■ Directions:
Read through the records below and copy each line that uses the word "university".

■ Input records:
★ ★ ★ ★
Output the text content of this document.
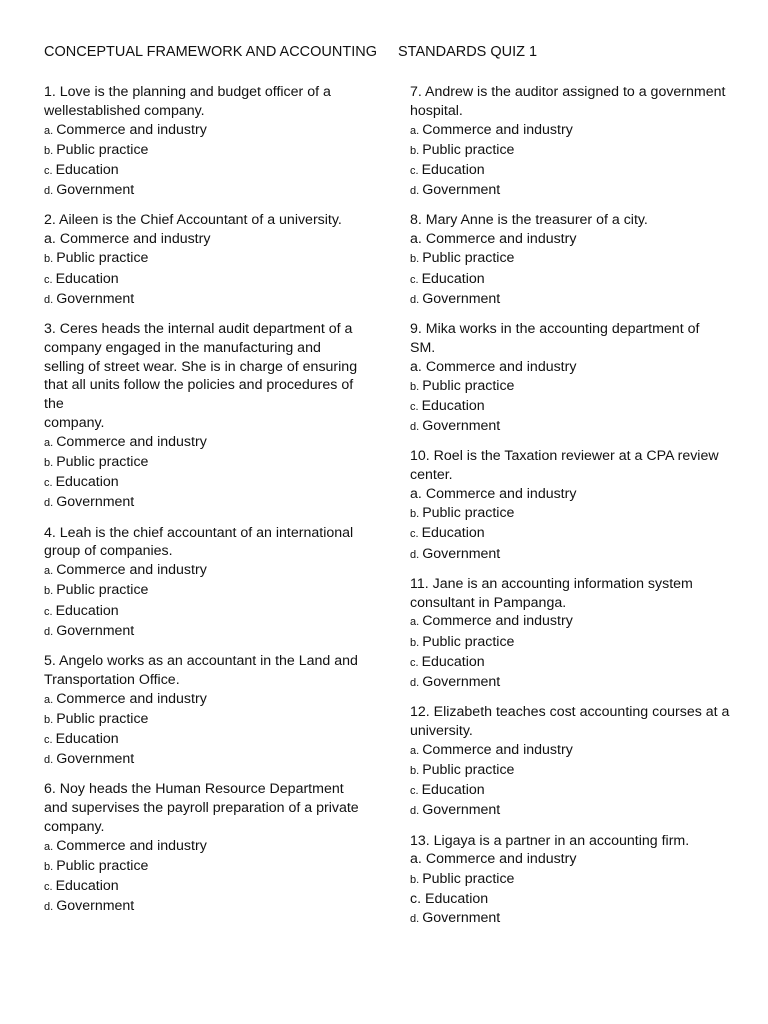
CONCEPTUAL FRAMEWORK AND ACCOUNTING STANDARDS QUIZ 1
1. Love is the planning and budget officer of a
wellestablished company.
a. Commerce and industry
b. Public practice
c. Education
d. Government
2. Aileen is the Chief Accountant of a university.
a. Commerce and industry
b. Public practice
c. Education
d. Government
3. Ceres heads the internal audit department of a
company engaged in the manufacturing and
selling of street wear. She is in charge of ensuring
that all units follow the policies and procedures of
the
company.
a. Commerce and industry
b. Public practice
c. Education
d. Government
4. Leah is the chief accountant of an international
group of companies.
a. Commerce and industry
b. Public practice
c. Education
d. Government
5. Angelo works as an accountant in the Land and
Transportation Office.
a. Commerce and industry
b. Public practice
c. Education
d. Government
6. Noy heads the Human Resource Department
and supervises the payroll preparation of a private
company.
a. Commerce and industry
b. Public practice
c. Education
d. Government
7. Andrew is the auditor assigned to a government
hospital.
a. Commerce and industry
b. Public practice
c. Education
d. Government
8. Mary Anne is the treasurer of a city.
a. Commerce and industry
b. Public practice
c. Education
d. Government
9. Mika works in the accounting department of
SM.
a. Commerce and industry
b. Public practice
c. Education
d. Government
10. Roel is the Taxation reviewer at a CPA review
center.
a. Commerce and industry
b. Public practice
c. Education
d. Government
11. Jane is an accounting information system
consultant in Pampanga.
a. Commerce and industry
b. Public practice
c. Education
d. Government
12. Elizabeth teaches cost accounting courses at a
university.
a. Commerce and industry
b. Public practice
c. Education
d. Government
13. Ligaya is a partner in an accounting firm.
a. Commerce and industry
b. Public practice
c. Education
d. Government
★ ★ ★ ★
■ Answer for the task:
2. Aileen is the Chief Accountant of a university.
university.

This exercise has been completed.